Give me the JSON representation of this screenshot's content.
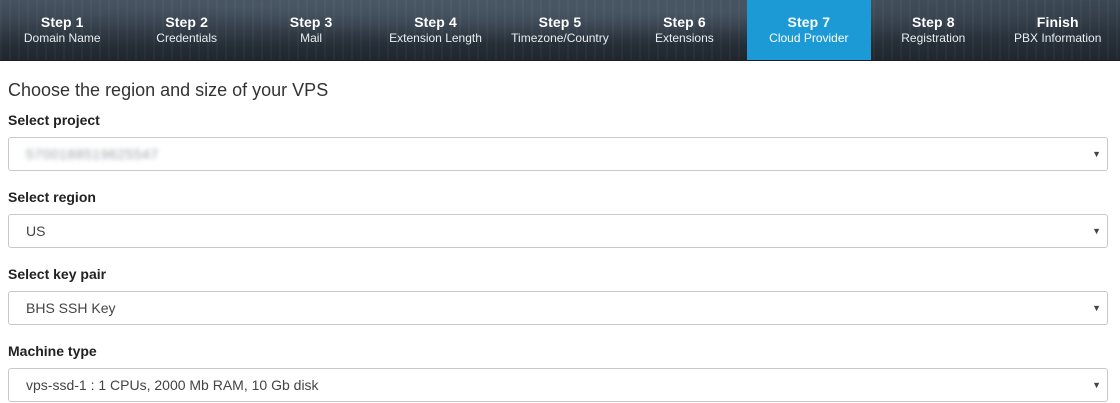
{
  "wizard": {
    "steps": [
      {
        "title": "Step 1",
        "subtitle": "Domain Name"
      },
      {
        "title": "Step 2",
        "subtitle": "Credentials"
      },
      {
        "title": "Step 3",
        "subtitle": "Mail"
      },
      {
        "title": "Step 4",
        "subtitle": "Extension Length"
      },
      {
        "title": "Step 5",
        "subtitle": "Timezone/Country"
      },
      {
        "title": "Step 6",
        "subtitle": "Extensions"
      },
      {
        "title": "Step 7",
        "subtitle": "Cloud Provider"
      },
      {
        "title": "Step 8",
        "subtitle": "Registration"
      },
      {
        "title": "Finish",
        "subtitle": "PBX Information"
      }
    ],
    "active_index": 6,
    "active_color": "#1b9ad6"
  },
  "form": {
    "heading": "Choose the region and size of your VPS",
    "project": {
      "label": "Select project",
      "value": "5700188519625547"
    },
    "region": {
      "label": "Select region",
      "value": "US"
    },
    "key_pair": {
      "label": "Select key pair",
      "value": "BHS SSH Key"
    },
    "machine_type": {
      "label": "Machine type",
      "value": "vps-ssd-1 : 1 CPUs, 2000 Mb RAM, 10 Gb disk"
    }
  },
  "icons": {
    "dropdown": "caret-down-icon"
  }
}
========================================================================
--- Exercise goal ---
Pull out all lines in the data above that include "region".

--- Task output ---
    "heading": "Choose the region and size of your VPS",
    "region": {
      "label": "Select region",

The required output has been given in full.